PROBLEM DESCRIPTION – The listing below should be copied in full, word for word.

— Start STORED DATA —

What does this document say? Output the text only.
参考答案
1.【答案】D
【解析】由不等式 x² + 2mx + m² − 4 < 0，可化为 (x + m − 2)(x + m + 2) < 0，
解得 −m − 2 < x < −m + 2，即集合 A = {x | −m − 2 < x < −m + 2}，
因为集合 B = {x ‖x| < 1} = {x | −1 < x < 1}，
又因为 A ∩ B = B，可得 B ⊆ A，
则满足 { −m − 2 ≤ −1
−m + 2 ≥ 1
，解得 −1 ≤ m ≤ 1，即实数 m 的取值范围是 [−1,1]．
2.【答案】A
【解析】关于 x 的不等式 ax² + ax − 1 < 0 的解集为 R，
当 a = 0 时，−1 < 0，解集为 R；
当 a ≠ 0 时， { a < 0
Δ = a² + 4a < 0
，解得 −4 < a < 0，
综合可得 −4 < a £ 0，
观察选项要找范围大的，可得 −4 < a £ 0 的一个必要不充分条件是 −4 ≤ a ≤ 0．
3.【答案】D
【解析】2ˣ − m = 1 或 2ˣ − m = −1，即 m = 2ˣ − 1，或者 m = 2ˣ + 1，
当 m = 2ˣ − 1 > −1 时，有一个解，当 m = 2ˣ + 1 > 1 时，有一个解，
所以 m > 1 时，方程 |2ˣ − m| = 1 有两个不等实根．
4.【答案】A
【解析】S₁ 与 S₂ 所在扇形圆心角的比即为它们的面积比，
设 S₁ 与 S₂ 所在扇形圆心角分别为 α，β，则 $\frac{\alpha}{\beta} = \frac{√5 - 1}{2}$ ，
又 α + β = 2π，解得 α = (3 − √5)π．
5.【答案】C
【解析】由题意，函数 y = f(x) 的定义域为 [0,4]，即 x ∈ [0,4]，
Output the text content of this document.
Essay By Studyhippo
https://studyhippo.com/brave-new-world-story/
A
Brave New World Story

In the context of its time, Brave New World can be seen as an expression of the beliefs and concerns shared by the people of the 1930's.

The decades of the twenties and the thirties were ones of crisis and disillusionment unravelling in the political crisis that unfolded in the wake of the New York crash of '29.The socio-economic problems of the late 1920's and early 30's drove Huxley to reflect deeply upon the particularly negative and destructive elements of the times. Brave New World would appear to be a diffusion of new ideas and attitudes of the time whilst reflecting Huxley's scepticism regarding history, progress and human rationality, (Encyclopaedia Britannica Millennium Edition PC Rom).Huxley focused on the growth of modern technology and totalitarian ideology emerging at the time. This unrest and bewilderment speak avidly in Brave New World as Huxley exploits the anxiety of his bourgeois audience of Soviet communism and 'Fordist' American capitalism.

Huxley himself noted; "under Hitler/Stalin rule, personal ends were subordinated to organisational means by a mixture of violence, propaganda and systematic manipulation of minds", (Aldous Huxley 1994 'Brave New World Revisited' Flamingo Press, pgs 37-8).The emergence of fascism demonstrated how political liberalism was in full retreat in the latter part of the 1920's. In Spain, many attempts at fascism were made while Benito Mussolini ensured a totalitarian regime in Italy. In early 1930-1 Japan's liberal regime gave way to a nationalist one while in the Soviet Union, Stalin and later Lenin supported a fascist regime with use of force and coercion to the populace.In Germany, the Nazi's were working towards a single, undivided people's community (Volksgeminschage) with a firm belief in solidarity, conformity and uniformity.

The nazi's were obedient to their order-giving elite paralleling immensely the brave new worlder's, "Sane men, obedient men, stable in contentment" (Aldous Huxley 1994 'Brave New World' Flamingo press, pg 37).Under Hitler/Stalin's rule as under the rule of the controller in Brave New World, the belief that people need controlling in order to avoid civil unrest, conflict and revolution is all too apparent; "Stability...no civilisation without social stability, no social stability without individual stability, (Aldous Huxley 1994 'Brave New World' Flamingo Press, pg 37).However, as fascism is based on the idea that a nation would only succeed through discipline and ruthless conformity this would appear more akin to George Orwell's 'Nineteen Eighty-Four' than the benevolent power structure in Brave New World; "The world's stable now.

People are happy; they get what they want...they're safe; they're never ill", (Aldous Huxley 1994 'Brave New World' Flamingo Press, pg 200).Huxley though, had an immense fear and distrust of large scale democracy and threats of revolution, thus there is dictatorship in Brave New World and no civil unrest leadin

— End STORED DATA —

WRITTEN SOLUTION –
What does this document say? Output the text only.
参考答案
1.【答案】D
【解析】由不等式 x² + 2mx + m² − 4 < 0，可化为 (x + m − 2)(x + m + 2) < 0，
解得 −m − 2 < x < −m + 2，即集合 A = {x | −m − 2 < x < −m + 2}，
因为集合 B = {x ‖x| < 1} = {x | −1 < x < 1}，
又因为 A ∩ B = B，可得 B ⊆ A，
则满足 { −m − 2 ≤ −1
−m + 2 ≥ 1
，解得 −1 ≤ m ≤ 1，即实数 m 的取值范围是 [−1,1]．
2.【答案】A
【解析】关于 x 的不等式 ax² + ax − 1 < 0 的解集为 R，
当 a = 0 时，−1 < 0，解集为 R；
当 a ≠ 0 时， { a < 0
Δ = a² + 4a < 0
，解得 −4 < a < 0，
综合可得 −4 < a £ 0，
观察选项要找范围大的，可得 −4 < a £ 0 的一个必要不充分条件是 −4 ≤ a ≤ 0．
3.【答案】D
【解析】2ˣ − m = 1 或 2ˣ − m = −1，即 m = 2ˣ − 1，或者 m = 2ˣ + 1，
当 m = 2ˣ − 1 > −1 时，有一个解，当 m = 2ˣ + 1 > 1 时，有一个解，
所以 m > 1 时，方程 |2ˣ − m| = 1 有两个不等实根．
4.【答案】A
【解析】S₁ 与 S₂ 所在扇形圆心角的比即为它们的面积比，
设 S₁ 与 S₂ 所在扇形圆心角分别为 α，β，则 $\frac{\alpha}{\beta} = \frac{√5 - 1}{2}$ ，
又 α + β = 2π，解得 α = (3 − √5)π．
5.【答案】C
【解析】由题意，函数 y = f(x) 的定义域为 [0,4]，即 x ∈ [0,4]，
Output the text content of this document.
Essay By Studyhippo
https://studyhippo.com/brave-new-world-story/
A
Brave New World Story

In the context of its time, Brave New World can be seen as an expression of the beliefs and concerns shared by the people of the 1930's.

The decades of the twenties and the thirties were ones of crisis and disillusionment unravelling in the political crisis that unfolded in the wake of the New York crash of '29.The socio-economic problems of the late 1920's and early 30's drove Huxley to reflect deeply upon the particularly negative and destructive elements of the times. Brave New World would appear to be a diffusion of new ideas and attitudes of the time whilst reflecting Huxley's scepticism regarding history, progress and human rationality, (Encyclopaedia Britannica Millennium Edition PC Rom).Huxley focused on the growth of modern technology and totalitarian ideology emerging at the time. This unrest and bewilderment speak avidly in Brave New World as Huxley exploits the anxiety of his bourgeois audience of Soviet communism and 'Fordist' American capitalism.

Huxley himself noted; "under Hitler/Stalin rule, personal ends were subordinated to organisational means by a mixture of violence, propaganda and systematic manipulation of minds", (Aldous Huxley 1994 'Brave New World Revisited' Flamingo Press, pgs 37-8).The emergence of fascism demonstrated how political liberalism was in full retreat in the latter part of the 1920's. In Spain, many attempts at fascism were made while Benito Mussolini ensured a totalitarian regime in Italy. In early 1930-1 Japan's liberal regime gave way to a nationalist one while in the Soviet Union, Stalin and later Lenin supported a fascist regime with use of force and coercion to the populace.In Germany, the Nazi's were working towards a single, undivided people's community (Volksgeminschage) with a firm belief in solidarity, conformity and uniformity.

The nazi's were obedient to their order-giving elite paralleling immensely the brave new worlder's, "Sane men, obedient men, stable in contentment" (Aldous Huxley 1994 'Brave New World' Flamingo press, pg 37).Under Hitler/Stalin's rule as under the rule of the controller in Brave New World, the belief that people need controlling in order to avoid civil unrest, conflict and revolution is all too apparent; "Stability...no civilisation without social stability, no social stability without individual stability, (Aldous Huxley 1994 'Brave New World' Flamingo Press, pg 37).However, as fascism is based on the idea that a nation would only succeed through discipline and ruthless conformity this would appear more akin to George Orwell's 'Nineteen Eighty-Four' than the benevolent power structure in Brave New World; "The world's stable now.

People are happy; they get what they want...they're safe; they're never ill", (Aldous Huxley 1994 'Brave New World' Flamingo Press, pg 200).Huxley though, had an immense fear and distrust of large scale democracy and threats of revolution, thus there is dictatorship in Brave New World and no civil unrest leadin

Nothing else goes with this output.